Drop every picture and give the entries back exactly.

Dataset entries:
__________

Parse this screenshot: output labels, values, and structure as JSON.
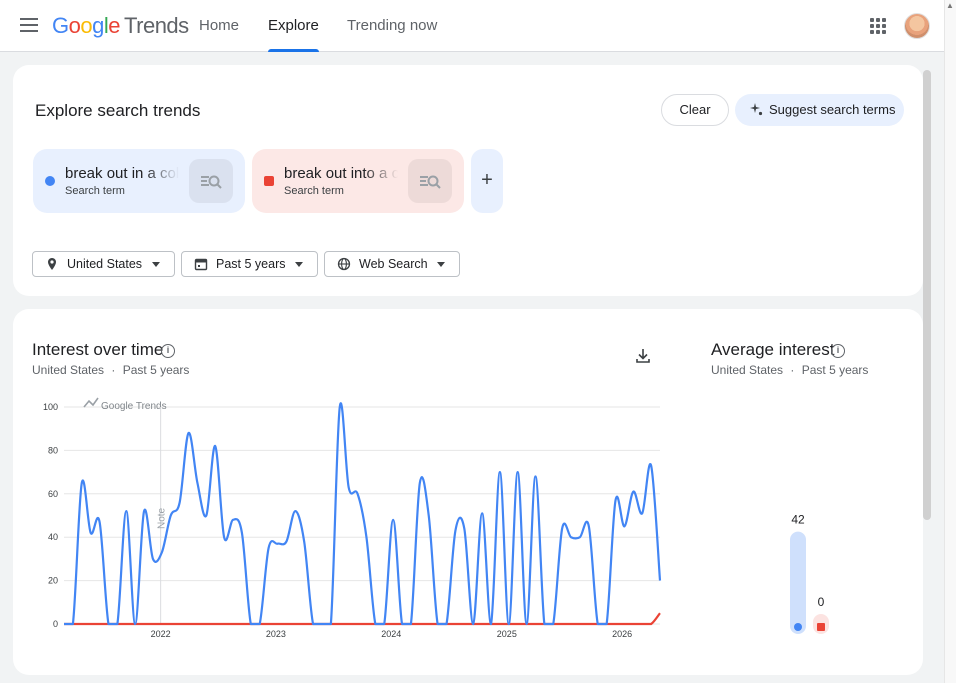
{
  "header": {
    "logo_google": "Google",
    "logo_trends": "Trends",
    "nav": [
      {
        "label": "Home",
        "active": false
      },
      {
        "label": "Explore",
        "active": true
      },
      {
        "label": "Trending now",
        "active": false
      }
    ]
  },
  "explore": {
    "title": "Explore search trends",
    "clear_label": "Clear",
    "suggest_label": "Suggest search terms",
    "terms": [
      {
        "name": "break out in a cold",
        "type": "Search term",
        "color": "#4285f4"
      },
      {
        "name": "break out into a co",
        "type": "Search term",
        "color": "#ea4335"
      }
    ],
    "filters": {
      "region": "United States",
      "time": "Past 5 years",
      "property": "Web Search"
    }
  },
  "interest": {
    "title": "Interest over time",
    "region": "United States",
    "time": "Past 5 years",
    "separator": "·",
    "watermark": "Google Trends",
    "note": "Note"
  },
  "average": {
    "title": "Average interest",
    "region": "United States",
    "time": "Past 5 years",
    "separator": "·"
  },
  "chart_data": [
    {
      "type": "line",
      "title": "Interest over time",
      "ylim": [
        0,
        100
      ],
      "yticks": [
        "0",
        "20",
        "40",
        "60",
        "80",
        "100"
      ],
      "xticks": [
        "2022",
        "2023",
        "2024",
        "2025",
        "2026"
      ],
      "x": [
        "2021-03",
        "2021-04",
        "2021-05",
        "2021-06",
        "2021-07",
        "2021-08",
        "2021-09",
        "2021-10",
        "2021-11",
        "2021-12",
        "2022-01",
        "2022-02",
        "2022-03",
        "2022-04",
        "2022-05",
        "2022-06",
        "2022-07",
        "2022-08",
        "2022-09",
        "2022-10",
        "2022-11",
        "2022-12",
        "2023-01",
        "2023-02",
        "2023-03",
        "2023-04",
        "2023-05",
        "2023-06",
        "2023-07",
        "2023-08",
        "2023-09",
        "2023-10",
        "2023-11",
        "2023-12",
        "2024-01",
        "2024-02",
        "2024-03",
        "2024-04",
        "2024-05",
        "2024-06",
        "2024-07",
        "2024-08",
        "2024-09",
        "2024-10",
        "2024-11",
        "2024-12",
        "2025-01",
        "2025-02",
        "2025-03",
        "2025-04",
        "2025-05",
        "2025-06",
        "2025-07",
        "2025-08",
        "2025-09",
        "2025-10",
        "2025-11",
        "2025-12",
        "2026-01",
        "2026-02",
        "2026-03",
        "2026-04",
        "2026-05"
      ],
      "series": [
        {
          "name": "break out in a cold",
          "color": "#4285f4",
          "values": [
            0,
            0,
            65,
            42,
            47,
            0,
            0,
            52,
            0,
            52,
            30,
            33,
            50,
            56,
            88,
            65,
            50,
            82,
            40,
            48,
            42,
            0,
            0,
            35,
            37,
            38,
            52,
            38,
            0,
            0,
            0,
            100,
            63,
            60,
            40,
            0,
            0,
            48,
            0,
            0,
            65,
            50,
            0,
            0,
            43,
            44,
            0,
            51,
            0,
            70,
            0,
            70,
            0,
            68,
            0,
            0,
            44,
            40,
            40,
            45,
            0,
            0,
            57,
            45,
            61,
            51,
            73,
            20
          ]
        },
        {
          "name": "break out into a co",
          "color": "#ea4335",
          "values": [
            0,
            0,
            0,
            0,
            0,
            0,
            0,
            0,
            0,
            0,
            0,
            0,
            0,
            0,
            0,
            0,
            0,
            0,
            0,
            0,
            0,
            0,
            0,
            0,
            0,
            0,
            0,
            0,
            0,
            0,
            0,
            0,
            0,
            0,
            0,
            0,
            0,
            0,
            0,
            0,
            0,
            0,
            0,
            0,
            0,
            0,
            0,
            0,
            0,
            0,
            0,
            0,
            0,
            0,
            0,
            0,
            0,
            0,
            0,
            0,
            0,
            0,
            0,
            0,
            0,
            0,
            0,
            5
          ]
        }
      ]
    },
    {
      "type": "bar",
      "title": "Average interest",
      "ylim": [
        0,
        100
      ],
      "categories": [
        "break out in a cold",
        "break out into a co"
      ],
      "values": [
        42,
        0
      ],
      "labels": [
        "42",
        "0"
      ],
      "colors": [
        "#4285f4",
        "#ea4335"
      ]
    }
  ]
}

__________

• Exercise output
Parse this screenshot: output labels, values, and structure as JSON.
{
  "header": {
    "logo_google": "Google",
    "logo_trends": "Trends",
    "nav": [
      {
        "label": "Home",
        "active": false
      },
      {
        "label": "Explore",
        "active": true
      },
      {
        "label": "Trending now",
        "active": false
      }
    ]
  },
  "explore": {
    "title": "Explore search trends",
    "clear_label": "Clear",
    "suggest_label": "Suggest search terms",
    "terms": [
      {
        "name": "break out in a cold",
        "type": "Search term",
        "color": "#4285f4"
      },
      {
        "name": "break out into a co",
        "type": "Search term",
        "color": "#ea4335"
      }
    ],
    "filters": {
      "region": "United States",
      "time": "Past 5 years",
      "property": "Web Search"
    }
  },
  "interest": {
    "title": "Interest over time",
    "region": "United States",
    "time": "Past 5 years",
    "separator": "·",
    "watermark": "Google Trends",
    "note": "Note"
  },
  "average": {
    "title": "Average interest",
    "region": "United States",
    "time": "Past 5 years",
    "separator": "·"
  },
  "chart_data": [
    {
      "type": "line",
      "title": "Interest over time",
      "ylim": [
        0,
        100
      ],
      "yticks": [
        "0",
        "20",
        "40",
        "60",
        "80",
        "100"
      ],
      "xticks": [
        "2022",
        "2023",
        "2024",
        "2025",
        "2026"
      ],
      "x": [
        "2021-03",
        "2021-04",
        "2021-05",
        "2021-06",
        "2021-07",
        "2021-08",
        "2021-09",
        "2021-10",
        "2021-11",
        "2021-12",
        "2022-01",
        "2022-02",
        "2022-03",
        "2022-04",
        "2022-05",
        "2022-06",
        "2022-07",
        "2022-08",
        "2022-09",
        "2022-10",
        "2022-11",
        "2022-12",
        "2023-01",
        "2023-02",
        "2023-03",
        "2023-04",
        "2023-05",
        "2023-06",
        "2023-07",
        "2023-08",
        "2023-09",
        "2023-10",
        "2023-11",
        "2023-12",
        "2024-01",
        "2024-02",
        "2024-03",
        "2024-04",
        "2024-05",
        "2024-06",
        "2024-07",
        "2024-08",
        "2024-09",
        "2024-10",
        "2024-11",
        "2024-12",
        "2025-01",
        "2025-02",
        "2025-03",
        "2025-04",
        "2025-05",
        "2025-06",
        "2025-07",
        "2025-08",
        "2025-09",
        "2025-10",
        "2025-11",
        "2025-12",
        "2026-01",
        "2026-02",
        "2026-03",
        "2026-04",
        "2026-05"
      ],
      "series": [
        {
          "name": "break out in a cold",
          "color": "#4285f4",
          "values": [
            0,
            0,
            65,
            42,
            47,
            0,
            0,
            52,
            0,
            52,
            30,
            33,
            50,
            56,
            88,
            65,
            50,
            82,
            40,
            48,
            42,
            0,
            0,
            35,
            37,
            38,
            52,
            38,
            0,
            0,
            0,
            100,
            63,
            60,
            40,
            0,
            0,
            48,
            0,
            0,
            65,
            50,
            0,
            0,
            43,
            44,
            0,
            51,
            0,
            70,
            0,
            70,
            0,
            68,
            0,
            0,
            44,
            40,
            40,
            45,
            0,
            0,
            57,
            45,
            61,
            51,
            73,
            20
          ]
        },
        {
          "name": "break out into a co",
          "color": "#ea4335",
          "values": [
            0,
            0,
            0,
            0,
            0,
            0,
            0,
            0,
            0,
            0,
            0,
            0,
            0,
            0,
            0,
            0,
            0,
            0,
            0,
            0,
            0,
            0,
            0,
            0,
            0,
            0,
            0,
            0,
            0,
            0,
            0,
            0,
            0,
            0,
            0,
            0,
            0,
            0,
            0,
            0,
            0,
            0,
            0,
            0,
            0,
            0,
            0,
            0,
            0,
            0,
            0,
            0,
            0,
            0,
            0,
            0,
            0,
            0,
            0,
            0,
            0,
            0,
            0,
            0,
            0,
            0,
            0,
            5
          ]
        }
      ]
    },
    {
      "type": "bar",
      "title": "Average interest",
      "ylim": [
        0,
        100
      ],
      "categories": [
        "break out in a cold",
        "break out into a co"
      ],
      "values": [
        42,
        0
      ],
      "labels": [
        "42",
        "0"
      ],
      "colors": [
        "#4285f4",
        "#ea4335"
      ]
    }
  ]
}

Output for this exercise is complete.